(Items from a figure collection)

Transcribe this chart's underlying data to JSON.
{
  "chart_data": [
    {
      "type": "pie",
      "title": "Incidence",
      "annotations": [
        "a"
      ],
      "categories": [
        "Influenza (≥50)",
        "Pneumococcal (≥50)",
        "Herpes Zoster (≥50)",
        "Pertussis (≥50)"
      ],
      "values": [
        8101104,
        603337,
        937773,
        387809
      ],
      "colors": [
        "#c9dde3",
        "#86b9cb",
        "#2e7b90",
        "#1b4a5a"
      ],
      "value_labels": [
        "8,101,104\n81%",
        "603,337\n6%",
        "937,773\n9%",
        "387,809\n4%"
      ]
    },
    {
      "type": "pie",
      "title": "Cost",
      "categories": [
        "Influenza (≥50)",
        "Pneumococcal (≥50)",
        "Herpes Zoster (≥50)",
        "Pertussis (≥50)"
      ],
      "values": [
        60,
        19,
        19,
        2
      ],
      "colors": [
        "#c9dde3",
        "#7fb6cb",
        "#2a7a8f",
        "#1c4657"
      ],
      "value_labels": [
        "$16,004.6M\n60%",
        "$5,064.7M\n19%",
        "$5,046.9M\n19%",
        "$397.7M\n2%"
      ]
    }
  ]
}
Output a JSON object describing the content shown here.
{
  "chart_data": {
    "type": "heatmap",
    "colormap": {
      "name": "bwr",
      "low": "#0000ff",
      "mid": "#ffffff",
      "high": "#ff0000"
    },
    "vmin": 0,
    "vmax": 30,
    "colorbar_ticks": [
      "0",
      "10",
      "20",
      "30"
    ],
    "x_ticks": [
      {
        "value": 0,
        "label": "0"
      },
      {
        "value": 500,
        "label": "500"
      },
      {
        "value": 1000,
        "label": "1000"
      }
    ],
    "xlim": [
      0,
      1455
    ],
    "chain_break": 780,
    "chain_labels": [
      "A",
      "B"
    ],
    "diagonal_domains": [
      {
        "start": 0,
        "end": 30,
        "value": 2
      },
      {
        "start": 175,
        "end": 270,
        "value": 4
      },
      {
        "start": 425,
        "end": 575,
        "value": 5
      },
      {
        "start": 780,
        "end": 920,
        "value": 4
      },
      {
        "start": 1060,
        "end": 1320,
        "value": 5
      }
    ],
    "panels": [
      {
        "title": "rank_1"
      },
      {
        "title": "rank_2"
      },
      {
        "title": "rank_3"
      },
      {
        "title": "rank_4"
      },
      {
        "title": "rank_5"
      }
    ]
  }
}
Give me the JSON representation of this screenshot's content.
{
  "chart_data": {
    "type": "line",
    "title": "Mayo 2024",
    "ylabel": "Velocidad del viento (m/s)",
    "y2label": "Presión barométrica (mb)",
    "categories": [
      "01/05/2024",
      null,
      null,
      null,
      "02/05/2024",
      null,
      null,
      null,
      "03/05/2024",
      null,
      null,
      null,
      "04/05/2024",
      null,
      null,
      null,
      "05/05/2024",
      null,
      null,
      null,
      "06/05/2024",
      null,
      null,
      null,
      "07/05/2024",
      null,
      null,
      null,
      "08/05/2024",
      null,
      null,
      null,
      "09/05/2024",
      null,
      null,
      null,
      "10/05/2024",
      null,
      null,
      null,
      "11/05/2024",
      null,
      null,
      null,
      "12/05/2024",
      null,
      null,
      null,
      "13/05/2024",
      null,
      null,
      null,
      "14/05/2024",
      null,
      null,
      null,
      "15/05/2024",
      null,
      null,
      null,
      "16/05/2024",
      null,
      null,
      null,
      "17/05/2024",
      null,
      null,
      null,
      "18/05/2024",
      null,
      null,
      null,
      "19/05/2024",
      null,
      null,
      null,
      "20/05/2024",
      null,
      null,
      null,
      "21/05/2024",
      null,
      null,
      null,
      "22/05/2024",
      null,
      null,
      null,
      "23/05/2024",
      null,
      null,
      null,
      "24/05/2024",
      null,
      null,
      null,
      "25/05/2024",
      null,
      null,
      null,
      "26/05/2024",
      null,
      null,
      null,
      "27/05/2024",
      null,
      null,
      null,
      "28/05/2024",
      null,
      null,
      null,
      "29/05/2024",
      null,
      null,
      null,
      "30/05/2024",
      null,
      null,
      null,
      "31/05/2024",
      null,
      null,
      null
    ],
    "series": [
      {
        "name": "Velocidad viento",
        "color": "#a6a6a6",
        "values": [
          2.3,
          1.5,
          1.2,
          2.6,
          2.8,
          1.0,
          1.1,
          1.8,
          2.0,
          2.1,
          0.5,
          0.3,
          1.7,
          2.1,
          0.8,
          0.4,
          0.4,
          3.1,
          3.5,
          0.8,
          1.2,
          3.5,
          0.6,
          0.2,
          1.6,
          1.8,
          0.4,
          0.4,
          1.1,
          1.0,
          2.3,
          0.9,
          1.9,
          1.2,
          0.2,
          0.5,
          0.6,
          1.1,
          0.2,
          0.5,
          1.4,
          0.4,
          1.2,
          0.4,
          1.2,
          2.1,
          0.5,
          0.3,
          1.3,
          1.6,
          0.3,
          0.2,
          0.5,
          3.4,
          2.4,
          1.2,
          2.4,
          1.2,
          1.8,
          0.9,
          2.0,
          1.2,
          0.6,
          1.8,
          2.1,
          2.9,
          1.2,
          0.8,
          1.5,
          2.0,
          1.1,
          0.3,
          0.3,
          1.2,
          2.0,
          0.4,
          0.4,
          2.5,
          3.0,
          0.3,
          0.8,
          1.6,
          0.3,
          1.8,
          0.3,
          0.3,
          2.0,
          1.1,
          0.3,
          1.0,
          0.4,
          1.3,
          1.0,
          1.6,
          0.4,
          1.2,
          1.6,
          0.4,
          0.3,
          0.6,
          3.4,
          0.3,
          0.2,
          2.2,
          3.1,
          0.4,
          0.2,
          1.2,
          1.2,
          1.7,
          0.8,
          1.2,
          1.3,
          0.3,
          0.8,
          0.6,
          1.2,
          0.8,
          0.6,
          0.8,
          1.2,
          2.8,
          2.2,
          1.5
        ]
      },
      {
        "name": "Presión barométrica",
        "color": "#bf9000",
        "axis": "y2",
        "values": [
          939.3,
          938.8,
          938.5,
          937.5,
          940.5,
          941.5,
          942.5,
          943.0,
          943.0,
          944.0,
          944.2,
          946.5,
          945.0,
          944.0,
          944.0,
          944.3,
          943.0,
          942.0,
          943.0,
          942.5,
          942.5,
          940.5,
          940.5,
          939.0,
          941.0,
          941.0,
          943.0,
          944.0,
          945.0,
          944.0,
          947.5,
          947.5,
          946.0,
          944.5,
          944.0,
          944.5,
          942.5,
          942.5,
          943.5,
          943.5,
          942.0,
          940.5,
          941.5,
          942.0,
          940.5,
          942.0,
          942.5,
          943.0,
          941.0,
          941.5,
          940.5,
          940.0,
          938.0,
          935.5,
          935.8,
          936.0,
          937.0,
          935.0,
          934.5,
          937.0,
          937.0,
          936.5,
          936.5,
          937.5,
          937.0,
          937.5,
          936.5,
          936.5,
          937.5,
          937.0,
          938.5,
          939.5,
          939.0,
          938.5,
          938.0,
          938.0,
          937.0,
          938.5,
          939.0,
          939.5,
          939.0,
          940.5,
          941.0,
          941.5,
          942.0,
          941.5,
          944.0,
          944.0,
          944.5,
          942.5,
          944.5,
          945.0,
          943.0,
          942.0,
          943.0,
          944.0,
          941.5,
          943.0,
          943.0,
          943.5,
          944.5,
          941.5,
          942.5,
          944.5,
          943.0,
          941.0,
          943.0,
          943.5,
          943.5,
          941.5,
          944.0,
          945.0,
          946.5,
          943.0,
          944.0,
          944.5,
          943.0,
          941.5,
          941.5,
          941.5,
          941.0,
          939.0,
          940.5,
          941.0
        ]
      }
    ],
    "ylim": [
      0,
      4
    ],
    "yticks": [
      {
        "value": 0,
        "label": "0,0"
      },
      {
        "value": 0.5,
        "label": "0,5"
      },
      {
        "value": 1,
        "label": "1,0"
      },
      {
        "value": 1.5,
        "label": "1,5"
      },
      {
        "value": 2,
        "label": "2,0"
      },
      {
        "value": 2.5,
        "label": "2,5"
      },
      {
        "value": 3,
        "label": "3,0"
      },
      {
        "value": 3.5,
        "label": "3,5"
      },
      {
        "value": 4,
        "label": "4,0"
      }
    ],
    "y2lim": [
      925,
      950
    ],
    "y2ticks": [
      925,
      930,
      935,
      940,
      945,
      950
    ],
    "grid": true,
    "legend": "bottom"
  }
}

Task details => Only lines with the word "name" should be collected from the material.

Solution for this exercise =>
      "name": "bwr",
        "name": "Velocidad viento",
        "name": "Presión barométrica",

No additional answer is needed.